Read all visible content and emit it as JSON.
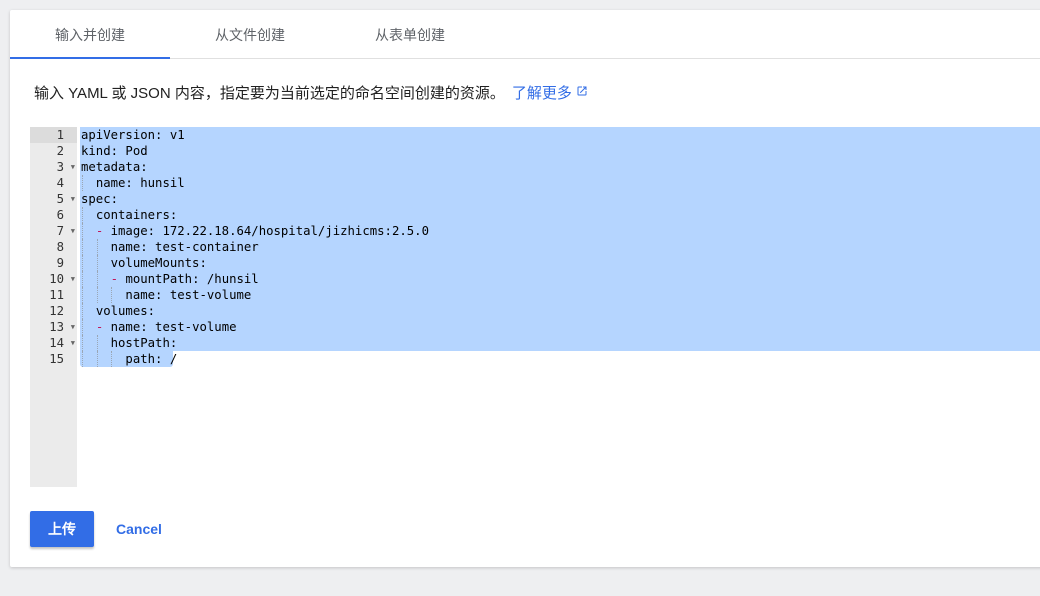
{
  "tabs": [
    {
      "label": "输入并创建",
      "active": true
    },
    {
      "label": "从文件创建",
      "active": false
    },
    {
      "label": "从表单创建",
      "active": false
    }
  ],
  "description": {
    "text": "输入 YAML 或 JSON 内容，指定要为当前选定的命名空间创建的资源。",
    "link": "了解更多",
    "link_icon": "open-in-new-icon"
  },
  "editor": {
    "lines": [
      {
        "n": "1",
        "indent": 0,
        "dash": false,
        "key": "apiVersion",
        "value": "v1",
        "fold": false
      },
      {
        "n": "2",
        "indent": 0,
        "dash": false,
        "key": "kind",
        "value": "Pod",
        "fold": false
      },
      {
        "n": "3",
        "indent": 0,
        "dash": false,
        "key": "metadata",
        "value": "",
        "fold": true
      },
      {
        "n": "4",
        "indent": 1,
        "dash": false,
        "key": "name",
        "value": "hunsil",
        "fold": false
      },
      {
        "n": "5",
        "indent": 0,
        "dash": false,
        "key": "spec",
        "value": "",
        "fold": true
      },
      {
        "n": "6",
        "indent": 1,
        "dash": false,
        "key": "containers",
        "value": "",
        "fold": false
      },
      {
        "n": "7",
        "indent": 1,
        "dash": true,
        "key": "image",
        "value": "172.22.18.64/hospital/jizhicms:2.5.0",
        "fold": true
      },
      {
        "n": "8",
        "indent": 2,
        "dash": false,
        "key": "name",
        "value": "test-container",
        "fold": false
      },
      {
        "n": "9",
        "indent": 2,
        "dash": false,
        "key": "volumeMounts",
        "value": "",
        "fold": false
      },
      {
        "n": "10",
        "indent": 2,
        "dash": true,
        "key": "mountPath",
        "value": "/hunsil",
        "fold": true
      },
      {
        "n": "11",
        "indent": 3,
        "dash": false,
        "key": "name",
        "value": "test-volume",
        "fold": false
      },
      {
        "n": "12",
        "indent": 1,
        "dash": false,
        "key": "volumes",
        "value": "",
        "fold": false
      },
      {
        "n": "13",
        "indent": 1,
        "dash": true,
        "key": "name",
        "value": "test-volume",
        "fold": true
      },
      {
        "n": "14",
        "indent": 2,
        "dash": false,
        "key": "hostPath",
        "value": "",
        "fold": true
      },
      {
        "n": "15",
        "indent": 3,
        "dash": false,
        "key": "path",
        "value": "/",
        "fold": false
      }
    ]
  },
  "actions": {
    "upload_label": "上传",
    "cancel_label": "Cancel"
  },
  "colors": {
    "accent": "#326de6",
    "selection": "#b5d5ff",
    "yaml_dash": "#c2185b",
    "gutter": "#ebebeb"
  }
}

########

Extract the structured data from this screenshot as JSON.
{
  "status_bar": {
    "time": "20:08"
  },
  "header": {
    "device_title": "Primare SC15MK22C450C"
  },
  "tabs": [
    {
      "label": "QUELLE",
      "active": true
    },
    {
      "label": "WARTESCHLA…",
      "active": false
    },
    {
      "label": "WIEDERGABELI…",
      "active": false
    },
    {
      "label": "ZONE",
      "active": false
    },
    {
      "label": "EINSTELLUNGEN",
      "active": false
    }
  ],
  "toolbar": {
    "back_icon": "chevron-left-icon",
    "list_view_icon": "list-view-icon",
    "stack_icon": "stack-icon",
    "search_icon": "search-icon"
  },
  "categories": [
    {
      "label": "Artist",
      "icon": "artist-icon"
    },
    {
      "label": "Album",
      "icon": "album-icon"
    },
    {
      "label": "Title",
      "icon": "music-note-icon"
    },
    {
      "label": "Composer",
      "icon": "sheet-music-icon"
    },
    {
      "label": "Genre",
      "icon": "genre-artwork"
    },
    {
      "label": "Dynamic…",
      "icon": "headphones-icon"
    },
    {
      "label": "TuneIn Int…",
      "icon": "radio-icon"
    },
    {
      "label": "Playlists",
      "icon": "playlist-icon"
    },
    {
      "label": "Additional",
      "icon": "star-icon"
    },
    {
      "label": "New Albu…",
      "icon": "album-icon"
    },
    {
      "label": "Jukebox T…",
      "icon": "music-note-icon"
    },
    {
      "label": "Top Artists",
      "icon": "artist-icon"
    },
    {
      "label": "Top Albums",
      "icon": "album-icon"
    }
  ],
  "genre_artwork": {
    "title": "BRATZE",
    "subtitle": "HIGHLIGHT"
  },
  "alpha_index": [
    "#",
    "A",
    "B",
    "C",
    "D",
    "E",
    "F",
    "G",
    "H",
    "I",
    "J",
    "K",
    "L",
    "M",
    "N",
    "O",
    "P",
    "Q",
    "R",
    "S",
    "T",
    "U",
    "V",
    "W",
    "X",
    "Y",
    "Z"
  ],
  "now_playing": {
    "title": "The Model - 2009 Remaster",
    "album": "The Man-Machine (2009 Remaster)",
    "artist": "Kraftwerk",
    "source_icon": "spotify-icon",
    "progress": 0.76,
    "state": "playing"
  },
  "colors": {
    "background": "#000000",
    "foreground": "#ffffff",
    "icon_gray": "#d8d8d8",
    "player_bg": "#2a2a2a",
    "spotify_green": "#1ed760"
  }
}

########

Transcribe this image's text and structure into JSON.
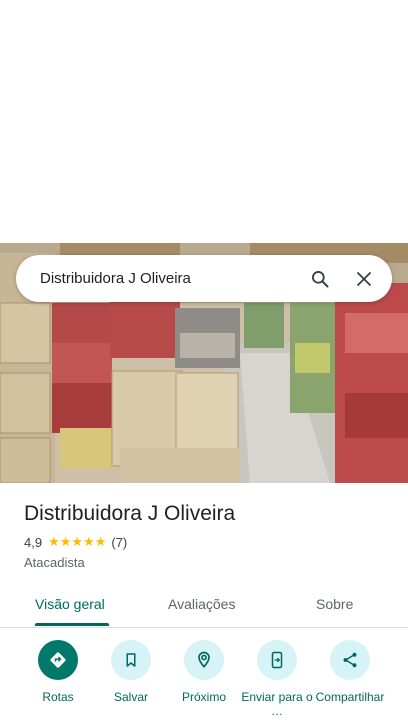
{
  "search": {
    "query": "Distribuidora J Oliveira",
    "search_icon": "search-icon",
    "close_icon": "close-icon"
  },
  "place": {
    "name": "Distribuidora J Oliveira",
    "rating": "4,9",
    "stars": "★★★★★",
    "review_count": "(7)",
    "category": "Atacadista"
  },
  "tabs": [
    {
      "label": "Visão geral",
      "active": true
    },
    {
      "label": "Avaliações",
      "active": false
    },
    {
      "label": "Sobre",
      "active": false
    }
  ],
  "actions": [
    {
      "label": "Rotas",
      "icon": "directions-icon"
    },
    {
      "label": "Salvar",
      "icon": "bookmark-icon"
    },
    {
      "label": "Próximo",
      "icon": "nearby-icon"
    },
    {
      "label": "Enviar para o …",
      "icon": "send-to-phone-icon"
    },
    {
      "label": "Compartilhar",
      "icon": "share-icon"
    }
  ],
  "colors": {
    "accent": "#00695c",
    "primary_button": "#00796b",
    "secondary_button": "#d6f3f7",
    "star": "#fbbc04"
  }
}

########

Find the lines of the material that hold the word "search" and report their count alone.

3